▸ **AVAILABLE RECORDS**
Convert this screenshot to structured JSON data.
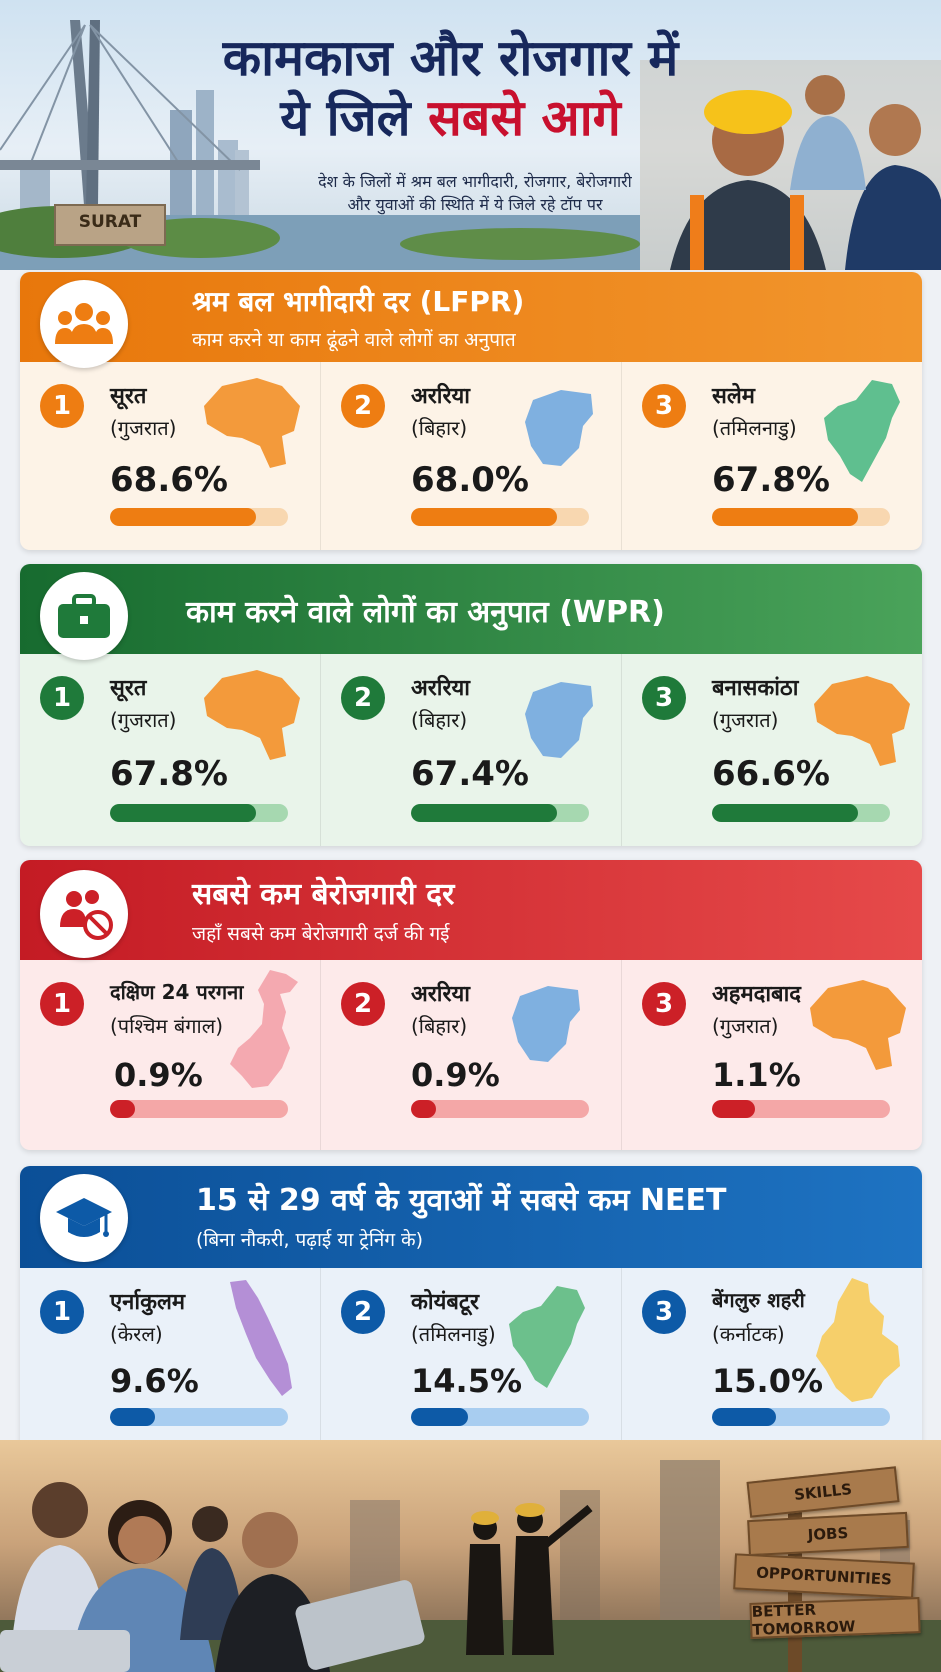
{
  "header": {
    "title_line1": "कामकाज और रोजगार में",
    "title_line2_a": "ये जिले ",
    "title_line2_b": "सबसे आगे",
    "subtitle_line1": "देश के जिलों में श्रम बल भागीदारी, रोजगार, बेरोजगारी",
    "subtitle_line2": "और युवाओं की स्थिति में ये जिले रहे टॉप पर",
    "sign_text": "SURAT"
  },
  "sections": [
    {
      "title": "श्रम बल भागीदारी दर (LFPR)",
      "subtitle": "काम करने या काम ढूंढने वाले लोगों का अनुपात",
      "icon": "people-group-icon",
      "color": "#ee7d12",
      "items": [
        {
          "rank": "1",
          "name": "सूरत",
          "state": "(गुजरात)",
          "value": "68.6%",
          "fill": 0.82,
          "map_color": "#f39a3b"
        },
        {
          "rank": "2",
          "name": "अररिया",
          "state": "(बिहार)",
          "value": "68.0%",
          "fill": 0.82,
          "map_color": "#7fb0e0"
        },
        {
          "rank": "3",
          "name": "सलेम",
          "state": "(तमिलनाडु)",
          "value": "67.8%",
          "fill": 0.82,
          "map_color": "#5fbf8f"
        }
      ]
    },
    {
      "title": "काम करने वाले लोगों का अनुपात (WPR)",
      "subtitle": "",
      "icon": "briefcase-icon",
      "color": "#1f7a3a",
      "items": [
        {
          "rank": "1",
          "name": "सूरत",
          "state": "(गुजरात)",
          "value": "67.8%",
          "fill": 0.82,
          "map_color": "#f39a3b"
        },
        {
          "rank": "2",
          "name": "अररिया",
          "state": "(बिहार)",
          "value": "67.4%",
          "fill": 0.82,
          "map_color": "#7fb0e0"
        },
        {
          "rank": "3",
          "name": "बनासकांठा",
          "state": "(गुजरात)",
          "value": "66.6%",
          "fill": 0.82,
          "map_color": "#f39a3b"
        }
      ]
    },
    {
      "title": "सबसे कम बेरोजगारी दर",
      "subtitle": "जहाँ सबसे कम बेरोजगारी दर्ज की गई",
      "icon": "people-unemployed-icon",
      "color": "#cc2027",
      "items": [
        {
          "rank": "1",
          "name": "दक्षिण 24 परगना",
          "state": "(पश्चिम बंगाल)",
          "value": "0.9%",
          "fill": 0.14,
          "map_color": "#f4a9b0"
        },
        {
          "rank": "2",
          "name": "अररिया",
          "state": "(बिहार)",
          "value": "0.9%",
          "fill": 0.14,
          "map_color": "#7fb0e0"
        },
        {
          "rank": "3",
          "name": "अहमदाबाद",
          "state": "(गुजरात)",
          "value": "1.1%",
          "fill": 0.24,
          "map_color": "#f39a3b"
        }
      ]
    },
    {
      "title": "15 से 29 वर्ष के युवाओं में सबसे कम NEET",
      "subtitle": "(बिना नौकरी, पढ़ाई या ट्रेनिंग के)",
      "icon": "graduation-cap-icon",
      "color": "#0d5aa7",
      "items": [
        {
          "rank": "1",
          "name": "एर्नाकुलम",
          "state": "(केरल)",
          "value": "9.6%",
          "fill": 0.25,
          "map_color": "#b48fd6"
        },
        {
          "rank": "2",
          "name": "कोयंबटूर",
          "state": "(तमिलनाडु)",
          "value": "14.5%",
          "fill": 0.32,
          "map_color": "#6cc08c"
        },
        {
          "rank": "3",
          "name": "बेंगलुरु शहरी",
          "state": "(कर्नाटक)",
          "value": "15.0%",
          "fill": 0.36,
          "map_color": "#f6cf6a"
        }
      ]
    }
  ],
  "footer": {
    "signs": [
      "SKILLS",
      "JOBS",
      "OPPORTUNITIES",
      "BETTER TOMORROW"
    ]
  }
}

▸ **WHAT IS EXPECTED**
Go through the records and show every line with the string "icon" in it.

▸ **RESULT FOR THIS TASK**
      "icon": "people-group-icon",
      "icon": "briefcase-icon",
      "icon": "people-unemployed-icon",
      "icon": "graduation-cap-icon",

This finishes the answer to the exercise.